Given exercise:
Print the listing below in its entirety, character for character.
☆ ☆ ☆ ☆ ☆
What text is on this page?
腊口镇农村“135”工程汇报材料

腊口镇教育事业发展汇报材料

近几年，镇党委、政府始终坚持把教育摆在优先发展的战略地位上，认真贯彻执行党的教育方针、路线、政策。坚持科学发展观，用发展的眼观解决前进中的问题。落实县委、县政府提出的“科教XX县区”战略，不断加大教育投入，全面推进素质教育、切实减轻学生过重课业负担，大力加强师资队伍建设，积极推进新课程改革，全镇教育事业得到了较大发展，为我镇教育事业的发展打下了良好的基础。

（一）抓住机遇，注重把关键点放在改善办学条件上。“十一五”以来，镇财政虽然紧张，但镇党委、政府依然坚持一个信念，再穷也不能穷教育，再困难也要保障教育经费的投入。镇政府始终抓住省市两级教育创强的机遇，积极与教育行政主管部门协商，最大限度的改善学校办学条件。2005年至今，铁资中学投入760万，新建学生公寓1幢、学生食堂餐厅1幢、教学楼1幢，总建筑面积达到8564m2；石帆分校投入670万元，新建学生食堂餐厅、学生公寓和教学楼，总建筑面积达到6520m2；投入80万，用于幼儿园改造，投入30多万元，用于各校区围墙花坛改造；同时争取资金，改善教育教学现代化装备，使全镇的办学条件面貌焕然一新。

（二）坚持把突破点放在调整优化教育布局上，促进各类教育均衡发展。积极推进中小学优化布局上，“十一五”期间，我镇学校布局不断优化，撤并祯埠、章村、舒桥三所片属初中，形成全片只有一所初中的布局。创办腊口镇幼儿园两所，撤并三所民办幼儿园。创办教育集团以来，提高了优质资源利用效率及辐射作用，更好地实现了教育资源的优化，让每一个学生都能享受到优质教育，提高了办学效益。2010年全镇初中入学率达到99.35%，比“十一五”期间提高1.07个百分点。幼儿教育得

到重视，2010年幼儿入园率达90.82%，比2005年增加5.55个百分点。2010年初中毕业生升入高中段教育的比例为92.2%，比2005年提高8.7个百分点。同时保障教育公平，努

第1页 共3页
☆ ☆ ☆ ☆ ☆
Result of the exercise:
What text is on this page?
腊口镇农村“135”工程汇报材料

腊口镇教育事业发展汇报材料

近几年，镇党委、政府始终坚持把教育摆在优先发展的战略地位上，认真贯彻执行党的教育方针、路线、政策。坚持科学发展观，用发展的眼观解决前进中的问题。落实县委、县政府提出的“科教XX县区”战略，不断加大教育投入，全面推进素质教育、切实减轻学生过重课业负担，大力加强师资队伍建设，积极推进新课程改革，全镇教育事业得到了较大发展，为我镇教育事业的发展打下了良好的基础。

（一）抓住机遇，注重把关键点放在改善办学条件上。“十一五”以来，镇财政虽然紧张，但镇党委、政府依然坚持一个信念，再穷也不能穷教育，再困难也要保障教育经费的投入。镇政府始终抓住省市两级教育创强的机遇，积极与教育行政主管部门协商，最大限度的改善学校办学条件。2005年至今，铁资中学投入760万，新建学生公寓1幢、学生食堂餐厅1幢、教学楼1幢，总建筑面积达到8564m2；石帆分校投入670万元，新建学生食堂餐厅、学生公寓和教学楼，总建筑面积达到6520m2；投入80万，用于幼儿园改造，投入30多万元，用于各校区围墙花坛改造；同时争取资金，改善教育教学现代化装备，使全镇的办学条件面貌焕然一新。

（二）坚持把突破点放在调整优化教育布局上，促进各类教育均衡发展。积极推进中小学优化布局上，“十一五”期间，我镇学校布局不断优化，撤并祯埠、章村、舒桥三所片属初中，形成全片只有一所初中的布局。创办腊口镇幼儿园两所，撤并三所民办幼儿园。创办教育集团以来，提高了优质资源利用效率及辐射作用，更好地实现了教育资源的优化，让每一个学生都能享受到优质教育，提高了办学效益。2010年全镇初中入学率达到99.35%，比“十一五”期间提高1.07个百分点。幼儿教育得

到重视，2010年幼儿入园率达90.82%，比2005年增加5.55个百分点。2010年初中毕业生升入高中段教育的比例为92.2%，比2005年提高8.7个百分点。同时保障教育公平，努

第1页 共3页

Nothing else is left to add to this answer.